Tech Tips: Bluetooth for Storefront Locks

Nov. 5, 2018
KINDOO is a smart system that allows workers to lock or unlock any electric door right from their smartphones, ideal for storefront and office building applications

We received the following question regarding deadbolts for a storefront which can be controlled by a smartphone.

“Hello. Do you sell any deadbolts that can be controlled by a smartphone that will work with metal retail doors? The ones that have glass in the middle? The latch needs to be shorter than the usual 2"3/8"... Thank you! Anthony”

This is a great question because it involves many technical issues which are best addressed by locksmiths.

There is a demand for access control without credentials. Credentials can be forgotten or misplaced. Credentials can be cloned. The alternate, using a memorized code, is flawed in many ways.

Bluetooth has emerged as a preferred technology for smart phone credentials.

Bluetooth Low Energy (BLE), is a wireless personal area network technology aimed at applications in the healthcare, fitness, beacons, security, and home entertainment industries. Compared to Classic Bluetooth, Bluetooth Low Energy is intended to provide considerably reduced power consumption and cost while maintaining a similar communication range. Mobile operating systems (Android, iOS) natively support Bluetooth Low Energy. It is predicted that by 2018 more than 90 percent of Bluetooth-enabled smartphones will support Bluetooth Low Energy.

However there are potential issues with Bluetooth. Each user MUST have a smartphone. I suppose there are certain individuals who do not want a smartphone. But if you have a smartphone, you are unlikely to leave it at home.

Another perceived potential issue is vulnerability to hacking. The Bluetooth technology I’m discussing in this article, KINDOO, is highly secure, using excellent encryption and a sophisticated control infrastructure.

> Records supplied:
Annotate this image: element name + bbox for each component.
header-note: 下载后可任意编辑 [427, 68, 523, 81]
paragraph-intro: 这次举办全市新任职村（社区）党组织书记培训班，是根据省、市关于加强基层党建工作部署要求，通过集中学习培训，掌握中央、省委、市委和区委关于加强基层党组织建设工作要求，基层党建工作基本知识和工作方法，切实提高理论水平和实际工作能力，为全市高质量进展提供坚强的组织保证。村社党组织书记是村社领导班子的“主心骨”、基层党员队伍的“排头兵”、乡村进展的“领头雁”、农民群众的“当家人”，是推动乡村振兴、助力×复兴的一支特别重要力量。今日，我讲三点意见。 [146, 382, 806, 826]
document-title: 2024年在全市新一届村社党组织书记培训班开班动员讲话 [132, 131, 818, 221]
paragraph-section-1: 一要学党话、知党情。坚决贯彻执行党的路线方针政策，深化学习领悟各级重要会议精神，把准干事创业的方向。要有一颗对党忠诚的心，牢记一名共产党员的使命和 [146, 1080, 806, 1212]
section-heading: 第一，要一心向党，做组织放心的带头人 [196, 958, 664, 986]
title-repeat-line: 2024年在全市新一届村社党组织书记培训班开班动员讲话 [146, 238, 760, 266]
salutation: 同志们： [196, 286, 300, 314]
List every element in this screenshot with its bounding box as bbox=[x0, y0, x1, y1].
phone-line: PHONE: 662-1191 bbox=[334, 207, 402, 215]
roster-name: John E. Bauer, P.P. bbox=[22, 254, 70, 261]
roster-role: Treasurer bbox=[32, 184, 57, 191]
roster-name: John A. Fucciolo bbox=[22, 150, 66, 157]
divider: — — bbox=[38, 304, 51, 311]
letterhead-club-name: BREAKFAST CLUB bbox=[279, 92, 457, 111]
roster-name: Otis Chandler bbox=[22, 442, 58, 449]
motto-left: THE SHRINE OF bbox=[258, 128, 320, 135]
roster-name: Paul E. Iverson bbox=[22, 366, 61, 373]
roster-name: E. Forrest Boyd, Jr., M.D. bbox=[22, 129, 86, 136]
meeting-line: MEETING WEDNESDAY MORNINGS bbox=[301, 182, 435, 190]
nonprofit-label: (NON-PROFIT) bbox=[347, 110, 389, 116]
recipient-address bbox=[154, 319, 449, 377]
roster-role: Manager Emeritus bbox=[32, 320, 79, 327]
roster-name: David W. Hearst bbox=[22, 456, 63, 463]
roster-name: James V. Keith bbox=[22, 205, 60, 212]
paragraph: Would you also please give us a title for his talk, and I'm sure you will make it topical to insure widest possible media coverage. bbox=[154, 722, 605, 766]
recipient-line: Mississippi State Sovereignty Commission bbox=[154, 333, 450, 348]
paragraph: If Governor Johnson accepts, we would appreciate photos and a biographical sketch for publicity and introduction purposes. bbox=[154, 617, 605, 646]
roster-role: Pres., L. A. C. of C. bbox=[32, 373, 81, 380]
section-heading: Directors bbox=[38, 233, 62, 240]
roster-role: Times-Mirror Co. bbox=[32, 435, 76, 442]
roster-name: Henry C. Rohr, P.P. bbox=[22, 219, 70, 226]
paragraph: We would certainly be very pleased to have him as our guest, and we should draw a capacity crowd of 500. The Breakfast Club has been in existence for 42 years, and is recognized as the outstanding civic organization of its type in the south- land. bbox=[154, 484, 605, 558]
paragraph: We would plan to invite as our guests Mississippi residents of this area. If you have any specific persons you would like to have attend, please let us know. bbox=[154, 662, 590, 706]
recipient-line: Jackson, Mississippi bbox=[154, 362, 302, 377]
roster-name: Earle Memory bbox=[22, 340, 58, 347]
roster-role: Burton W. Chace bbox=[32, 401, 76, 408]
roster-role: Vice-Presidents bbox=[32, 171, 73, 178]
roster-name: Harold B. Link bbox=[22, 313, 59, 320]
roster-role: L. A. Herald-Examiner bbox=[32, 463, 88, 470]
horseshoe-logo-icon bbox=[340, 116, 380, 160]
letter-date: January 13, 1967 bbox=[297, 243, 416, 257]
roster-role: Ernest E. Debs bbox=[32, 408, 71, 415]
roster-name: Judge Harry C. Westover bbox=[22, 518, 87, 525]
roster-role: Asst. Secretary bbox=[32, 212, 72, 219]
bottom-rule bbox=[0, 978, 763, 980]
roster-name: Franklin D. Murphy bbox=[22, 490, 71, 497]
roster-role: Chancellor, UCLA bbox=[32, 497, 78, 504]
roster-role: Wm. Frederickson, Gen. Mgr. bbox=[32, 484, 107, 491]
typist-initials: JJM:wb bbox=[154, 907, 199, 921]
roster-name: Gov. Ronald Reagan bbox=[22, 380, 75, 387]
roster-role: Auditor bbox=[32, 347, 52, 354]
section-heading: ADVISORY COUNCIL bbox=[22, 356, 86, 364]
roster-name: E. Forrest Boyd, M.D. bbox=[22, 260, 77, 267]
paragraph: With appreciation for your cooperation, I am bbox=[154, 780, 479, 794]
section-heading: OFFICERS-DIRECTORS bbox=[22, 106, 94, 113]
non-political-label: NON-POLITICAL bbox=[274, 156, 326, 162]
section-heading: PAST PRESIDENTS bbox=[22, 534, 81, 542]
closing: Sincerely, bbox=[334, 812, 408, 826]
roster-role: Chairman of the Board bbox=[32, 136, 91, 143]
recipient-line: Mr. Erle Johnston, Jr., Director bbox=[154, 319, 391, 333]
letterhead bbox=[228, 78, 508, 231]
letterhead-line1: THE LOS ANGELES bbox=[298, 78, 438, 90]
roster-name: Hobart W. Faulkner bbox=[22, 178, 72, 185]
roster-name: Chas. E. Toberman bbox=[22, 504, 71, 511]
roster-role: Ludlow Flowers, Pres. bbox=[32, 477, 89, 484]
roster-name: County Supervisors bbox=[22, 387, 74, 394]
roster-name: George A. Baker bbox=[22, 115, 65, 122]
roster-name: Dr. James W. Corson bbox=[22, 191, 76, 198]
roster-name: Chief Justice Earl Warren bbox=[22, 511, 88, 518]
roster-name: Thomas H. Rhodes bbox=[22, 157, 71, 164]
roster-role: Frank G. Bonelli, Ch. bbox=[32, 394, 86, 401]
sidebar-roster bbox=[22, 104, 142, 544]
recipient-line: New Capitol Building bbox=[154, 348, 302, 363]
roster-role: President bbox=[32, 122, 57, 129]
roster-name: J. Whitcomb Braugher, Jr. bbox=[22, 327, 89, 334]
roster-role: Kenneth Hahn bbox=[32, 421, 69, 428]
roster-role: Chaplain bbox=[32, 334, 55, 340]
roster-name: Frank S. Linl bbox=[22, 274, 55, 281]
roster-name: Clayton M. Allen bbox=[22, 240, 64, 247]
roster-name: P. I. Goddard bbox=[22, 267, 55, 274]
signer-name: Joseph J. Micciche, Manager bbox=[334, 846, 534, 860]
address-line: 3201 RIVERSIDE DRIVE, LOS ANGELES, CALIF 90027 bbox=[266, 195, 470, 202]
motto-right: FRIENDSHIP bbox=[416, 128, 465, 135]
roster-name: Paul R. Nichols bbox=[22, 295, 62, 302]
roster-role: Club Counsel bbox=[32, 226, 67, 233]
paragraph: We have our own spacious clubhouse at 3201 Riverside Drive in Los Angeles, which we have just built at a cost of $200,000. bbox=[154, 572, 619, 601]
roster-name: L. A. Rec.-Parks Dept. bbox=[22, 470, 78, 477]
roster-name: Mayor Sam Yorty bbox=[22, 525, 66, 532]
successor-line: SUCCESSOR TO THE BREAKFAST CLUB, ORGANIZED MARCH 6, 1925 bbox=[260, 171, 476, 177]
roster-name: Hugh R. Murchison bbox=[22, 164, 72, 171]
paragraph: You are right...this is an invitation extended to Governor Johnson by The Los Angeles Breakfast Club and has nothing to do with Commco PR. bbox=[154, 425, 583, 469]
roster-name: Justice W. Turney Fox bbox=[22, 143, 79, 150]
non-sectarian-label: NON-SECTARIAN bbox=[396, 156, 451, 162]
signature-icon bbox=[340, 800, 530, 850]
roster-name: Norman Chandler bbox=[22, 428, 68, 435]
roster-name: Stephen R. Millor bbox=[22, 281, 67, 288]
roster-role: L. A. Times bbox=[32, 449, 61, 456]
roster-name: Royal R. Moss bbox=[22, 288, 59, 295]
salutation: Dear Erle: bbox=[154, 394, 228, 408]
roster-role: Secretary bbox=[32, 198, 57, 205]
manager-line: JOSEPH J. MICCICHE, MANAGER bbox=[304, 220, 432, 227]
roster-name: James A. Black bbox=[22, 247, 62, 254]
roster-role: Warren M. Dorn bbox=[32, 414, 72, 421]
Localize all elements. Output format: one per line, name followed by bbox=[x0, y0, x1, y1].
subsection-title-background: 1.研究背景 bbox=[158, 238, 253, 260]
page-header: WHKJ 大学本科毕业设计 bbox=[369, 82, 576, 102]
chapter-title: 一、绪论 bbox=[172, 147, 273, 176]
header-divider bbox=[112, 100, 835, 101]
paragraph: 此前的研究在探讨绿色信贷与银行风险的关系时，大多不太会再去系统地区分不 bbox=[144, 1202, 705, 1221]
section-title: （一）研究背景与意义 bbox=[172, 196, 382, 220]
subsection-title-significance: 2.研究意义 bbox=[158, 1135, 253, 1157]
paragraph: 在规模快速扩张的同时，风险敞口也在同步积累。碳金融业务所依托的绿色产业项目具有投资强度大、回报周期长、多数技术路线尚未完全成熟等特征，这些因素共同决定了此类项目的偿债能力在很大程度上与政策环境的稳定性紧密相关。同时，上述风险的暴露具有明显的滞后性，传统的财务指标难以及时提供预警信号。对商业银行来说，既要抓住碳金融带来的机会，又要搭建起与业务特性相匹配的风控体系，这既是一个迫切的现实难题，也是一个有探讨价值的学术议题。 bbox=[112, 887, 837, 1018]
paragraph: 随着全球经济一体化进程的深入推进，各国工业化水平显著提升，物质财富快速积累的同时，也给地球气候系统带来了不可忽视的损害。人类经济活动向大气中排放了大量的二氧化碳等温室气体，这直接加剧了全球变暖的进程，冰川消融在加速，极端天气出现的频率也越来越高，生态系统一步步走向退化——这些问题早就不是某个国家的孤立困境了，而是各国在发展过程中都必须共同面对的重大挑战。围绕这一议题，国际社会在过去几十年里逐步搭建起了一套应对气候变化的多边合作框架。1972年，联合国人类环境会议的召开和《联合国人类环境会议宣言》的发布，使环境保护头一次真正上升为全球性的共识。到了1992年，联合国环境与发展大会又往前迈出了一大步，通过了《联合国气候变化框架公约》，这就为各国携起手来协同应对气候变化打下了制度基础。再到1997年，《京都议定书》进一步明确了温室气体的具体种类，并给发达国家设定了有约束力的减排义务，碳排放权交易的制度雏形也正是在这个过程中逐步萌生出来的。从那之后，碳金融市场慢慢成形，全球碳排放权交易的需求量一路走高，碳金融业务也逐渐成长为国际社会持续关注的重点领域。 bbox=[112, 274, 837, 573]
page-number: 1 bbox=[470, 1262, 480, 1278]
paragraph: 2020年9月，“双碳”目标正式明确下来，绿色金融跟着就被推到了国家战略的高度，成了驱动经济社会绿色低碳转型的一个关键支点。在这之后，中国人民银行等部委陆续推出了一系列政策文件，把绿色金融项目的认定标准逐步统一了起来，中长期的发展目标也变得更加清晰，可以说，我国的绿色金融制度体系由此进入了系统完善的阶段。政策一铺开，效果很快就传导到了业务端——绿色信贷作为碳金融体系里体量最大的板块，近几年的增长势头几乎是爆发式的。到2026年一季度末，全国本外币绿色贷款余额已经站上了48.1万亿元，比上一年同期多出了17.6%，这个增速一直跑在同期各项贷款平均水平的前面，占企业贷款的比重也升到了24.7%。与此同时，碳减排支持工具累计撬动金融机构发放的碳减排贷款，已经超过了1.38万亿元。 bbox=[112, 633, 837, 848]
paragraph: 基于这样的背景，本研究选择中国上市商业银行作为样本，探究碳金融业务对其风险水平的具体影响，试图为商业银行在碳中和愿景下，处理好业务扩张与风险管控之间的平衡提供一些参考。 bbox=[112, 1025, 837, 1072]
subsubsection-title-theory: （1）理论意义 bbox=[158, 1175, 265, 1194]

> The tasks:
a) Copy the Bluetooth article from "Bluetooth has emerged" to "it at home.", replacing "Bluetooth" with "BT" each time it appears.
b) Which mobile operating systems does the Bluetooth article name as natively supporting Bluetooth Low Energy?

> Per-task outputs:
a)
BT has emerged as a preferred technology for smart phone credentials.

BT Low Energy (BLE), is a wireless personal area network technology aimed at applications in the healthcare, fitness, beacons, security, and home entertainment industries. Compared to Classic BT, BT Low Energy is intended to provide considerably reduced power consumption and cost while maintaining a similar communication range. Mobile operating systems (Android, iOS) natively support BT Low Energy. It is predicted that by 2018 more than 90 percent of BT-enabled smartphones will support BT Low Energy.

However there are potential issues with BT. Each user MUST have a smartphone. I suppose there are certain individuals who do not want a smartphone. But if you have a smartphone, you are unlikely to leave it at home.

b) Android and iOS.